Problem to work on
Locate the word "layer" in the data below, then copy every line that holds it.

Input data
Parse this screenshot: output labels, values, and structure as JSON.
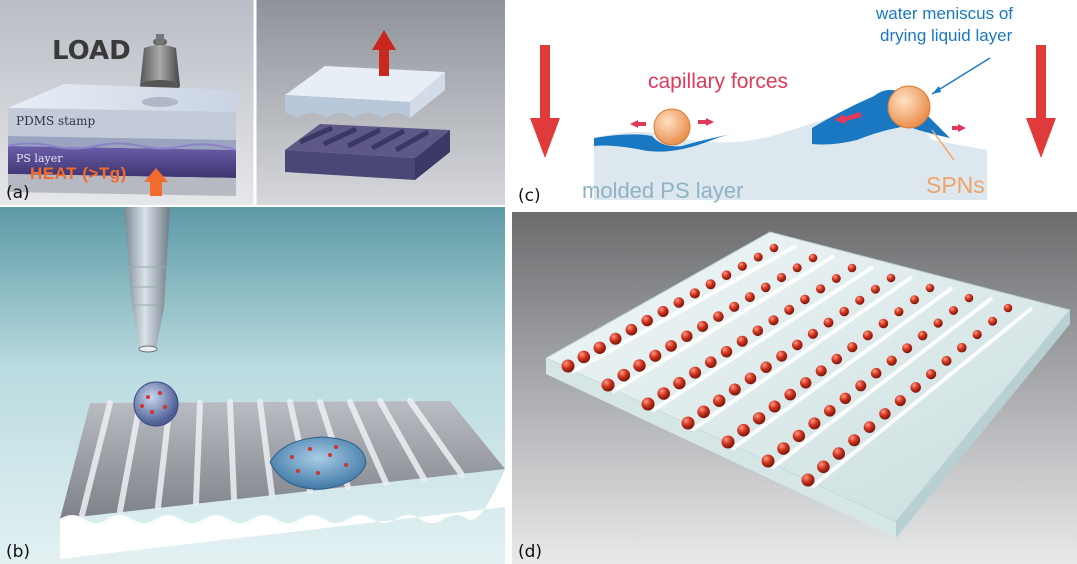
{
  "panel_a": {
    "label": "(a)",
    "load_text": "LOAD",
    "stamp_text": "PDMS stamp",
    "layer_text": "PS layer",
    "heat_text": "HEAT (>Tg)"
  },
  "panel_b": {
    "label": "(b)"
  },
  "panel_c": {
    "label": "(c)",
    "meniscus_line1": "water meniscus of",
    "meniscus_line2": "drying liquid layer",
    "capillary_text": "capillary forces",
    "ps_layer_text": "molded PS layer",
    "spn_text": "SPNs"
  },
  "panel_d": {
    "label": "(d)"
  },
  "colors": {
    "arrow_red": "#e03a3a",
    "water_blue": "#1a78c2",
    "spn_orange": "#f0a36a",
    "heat_orange": "#f26b2a",
    "bead_red": "#c4301c"
  }
}
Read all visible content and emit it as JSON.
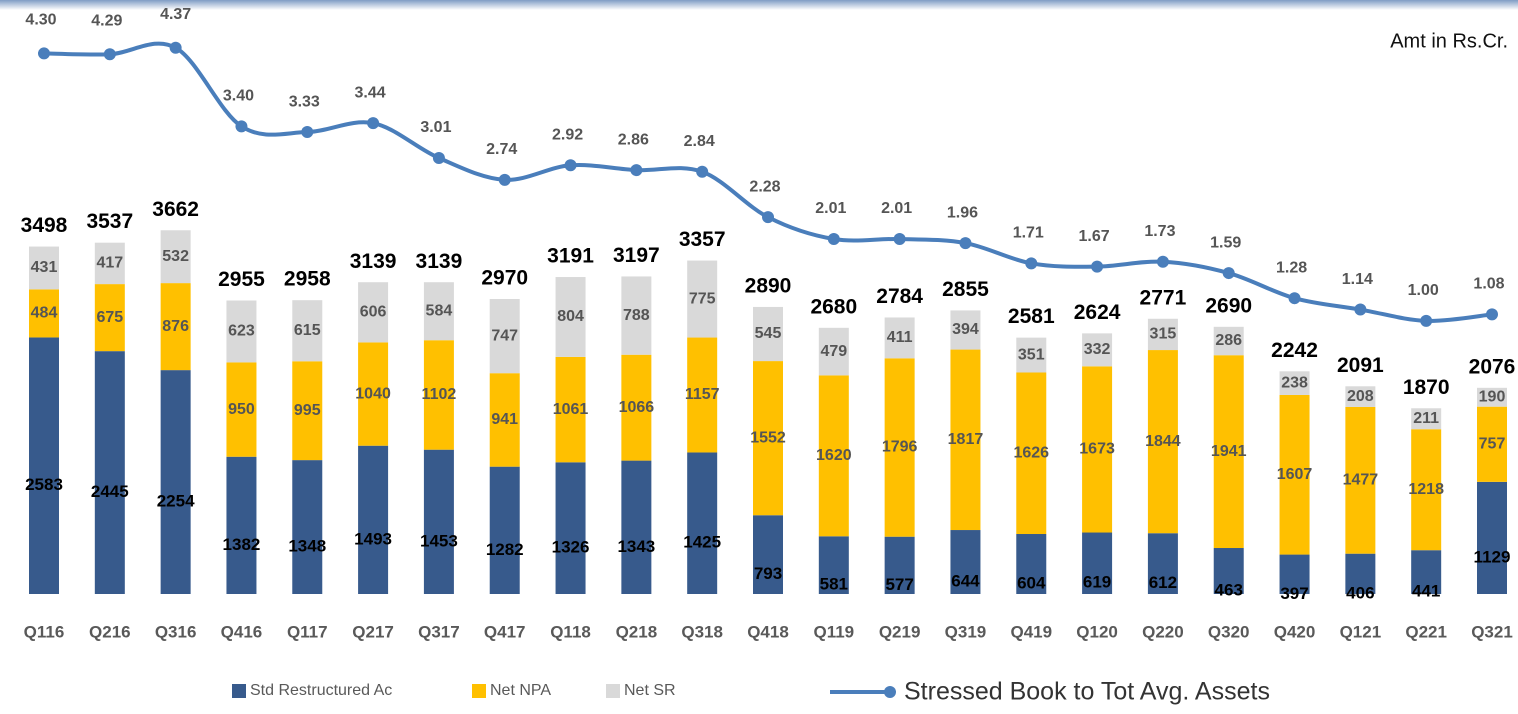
{
  "chart_data": {
    "type": "stacked-bar-line",
    "note": "Amt in Rs.Cr.",
    "categories": [
      "Q116",
      "Q216",
      "Q316",
      "Q416",
      "Q117",
      "Q217",
      "Q317",
      "Q417",
      "Q118",
      "Q218",
      "Q318",
      "Q418",
      "Q119",
      "Q219",
      "Q319",
      "Q419",
      "Q120",
      "Q220",
      "Q320",
      "Q420",
      "Q121",
      "Q221",
      "Q321"
    ],
    "series": [
      {
        "name": "Std Restructured Ac",
        "color": "#375a8c",
        "values": [
          2583,
          2445,
          2254,
          1382,
          1348,
          1493,
          1453,
          1282,
          1326,
          1343,
          1425,
          793,
          581,
          577,
          644,
          604,
          619,
          612,
          463,
          397,
          406,
          441,
          1129
        ]
      },
      {
        "name": "Net NPA",
        "color": "#ffc000",
        "values": [
          484,
          675,
          876,
          950,
          995,
          1040,
          1102,
          941,
          1061,
          1066,
          1157,
          1552,
          1620,
          1796,
          1817,
          1626,
          1673,
          1844,
          1941,
          1607,
          1477,
          1218,
          757
        ]
      },
      {
        "name": "Net SR",
        "color": "#d9d9d9",
        "values": [
          431,
          417,
          532,
          623,
          615,
          606,
          584,
          747,
          804,
          788,
          775,
          545,
          479,
          411,
          394,
          351,
          332,
          315,
          286,
          238,
          208,
          211,
          190
        ]
      },
      {
        "name": "Stressed Book to Tot Avg. Assets",
        "color": "#4a7ebb",
        "axis": "y2",
        "values": [
          4.3,
          4.29,
          4.37,
          3.4,
          3.33,
          3.44,
          3.01,
          2.74,
          2.92,
          2.86,
          2.84,
          2.28,
          2.01,
          2.01,
          1.96,
          1.71,
          1.67,
          1.73,
          1.59,
          1.28,
          1.14,
          1.0,
          1.08
        ],
        "value_labels": [
          "4.30",
          "4.29",
          "4.37",
          "3.40",
          "3.33",
          "3.44",
          "3.01",
          "2.74",
          "2.92",
          "2.86",
          "2.84",
          "2.28",
          "2.01",
          "2.01",
          "1.96",
          "1.71",
          "1.67",
          "1.73",
          "1.59",
          "1.28",
          "1.14",
          "1.00",
          "1.08"
        ]
      }
    ],
    "totals": [
      3498,
      3537,
      3662,
      2955,
      2958,
      3139,
      3139,
      2970,
      3191,
      3197,
      3357,
      2890,
      2680,
      2784,
      2855,
      2581,
      2624,
      2771,
      2690,
      2242,
      2091,
      1870,
      2076
    ],
    "ylim": [
      0,
      5940
    ],
    "y2lim": [
      -2.37,
      4.91
    ]
  }
}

The reply
    "layer_text": "PS layer",
    "meniscus_line2": "drying liquid layer",
    "ps_layer_text": "molded PS layer",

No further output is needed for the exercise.